**Provided information**
******************************

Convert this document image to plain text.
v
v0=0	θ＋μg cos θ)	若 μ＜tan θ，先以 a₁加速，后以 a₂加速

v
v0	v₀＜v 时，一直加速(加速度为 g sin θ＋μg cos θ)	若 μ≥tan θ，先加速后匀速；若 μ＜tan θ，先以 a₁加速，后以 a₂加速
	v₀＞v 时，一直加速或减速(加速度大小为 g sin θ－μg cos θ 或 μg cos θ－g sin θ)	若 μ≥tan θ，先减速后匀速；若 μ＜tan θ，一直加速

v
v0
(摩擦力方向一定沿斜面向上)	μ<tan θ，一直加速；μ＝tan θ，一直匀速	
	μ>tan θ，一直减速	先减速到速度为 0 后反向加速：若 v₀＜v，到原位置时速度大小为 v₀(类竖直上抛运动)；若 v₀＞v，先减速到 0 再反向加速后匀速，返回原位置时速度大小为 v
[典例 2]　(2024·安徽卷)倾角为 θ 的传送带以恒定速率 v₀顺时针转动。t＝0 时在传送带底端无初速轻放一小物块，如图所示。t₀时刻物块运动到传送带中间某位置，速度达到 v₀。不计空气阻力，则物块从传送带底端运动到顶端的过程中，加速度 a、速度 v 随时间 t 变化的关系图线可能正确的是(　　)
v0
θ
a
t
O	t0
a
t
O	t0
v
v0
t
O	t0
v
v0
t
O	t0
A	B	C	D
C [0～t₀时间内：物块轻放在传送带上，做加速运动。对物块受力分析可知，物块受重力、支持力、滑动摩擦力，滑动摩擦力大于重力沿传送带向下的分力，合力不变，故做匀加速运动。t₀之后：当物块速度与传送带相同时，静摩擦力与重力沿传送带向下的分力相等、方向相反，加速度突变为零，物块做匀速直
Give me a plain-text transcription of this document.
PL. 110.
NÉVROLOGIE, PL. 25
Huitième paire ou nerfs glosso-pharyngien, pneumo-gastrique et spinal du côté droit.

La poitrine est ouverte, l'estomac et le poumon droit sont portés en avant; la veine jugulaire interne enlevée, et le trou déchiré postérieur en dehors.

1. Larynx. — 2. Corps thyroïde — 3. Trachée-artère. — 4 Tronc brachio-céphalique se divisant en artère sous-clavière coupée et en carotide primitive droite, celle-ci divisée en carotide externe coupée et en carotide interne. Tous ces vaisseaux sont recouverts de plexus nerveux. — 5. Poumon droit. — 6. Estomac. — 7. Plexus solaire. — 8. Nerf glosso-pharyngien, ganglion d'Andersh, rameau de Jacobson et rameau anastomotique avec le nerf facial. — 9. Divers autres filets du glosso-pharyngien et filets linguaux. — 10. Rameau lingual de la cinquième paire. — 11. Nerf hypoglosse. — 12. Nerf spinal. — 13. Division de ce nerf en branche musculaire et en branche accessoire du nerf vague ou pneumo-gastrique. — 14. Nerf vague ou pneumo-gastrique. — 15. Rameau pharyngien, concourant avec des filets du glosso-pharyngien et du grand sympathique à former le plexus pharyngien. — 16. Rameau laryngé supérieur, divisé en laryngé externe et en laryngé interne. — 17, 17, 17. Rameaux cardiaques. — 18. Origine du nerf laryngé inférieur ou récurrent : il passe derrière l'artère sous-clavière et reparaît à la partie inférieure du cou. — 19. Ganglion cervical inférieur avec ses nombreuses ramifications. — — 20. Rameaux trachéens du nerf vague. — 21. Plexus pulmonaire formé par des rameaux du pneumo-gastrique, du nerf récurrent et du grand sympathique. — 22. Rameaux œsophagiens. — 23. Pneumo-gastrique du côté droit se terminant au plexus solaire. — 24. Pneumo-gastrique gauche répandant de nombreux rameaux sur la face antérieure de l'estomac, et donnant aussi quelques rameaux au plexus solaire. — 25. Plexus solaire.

******************************

**Exercise goal**
From the listing above, copy every line that holds the string "a₂加速".

**Solution**
v0=0	θ＋μg cos θ)	若 μ＜tan θ，先以 a₁加速，后以 a₂加速
v0	v₀＜v 时，一直加速(加速度为 g sin θ＋μg cos θ)	若 μ≥tan θ，先加速后匀速；若 μ＜tan θ，先以 a₁加速，后以 a₂加速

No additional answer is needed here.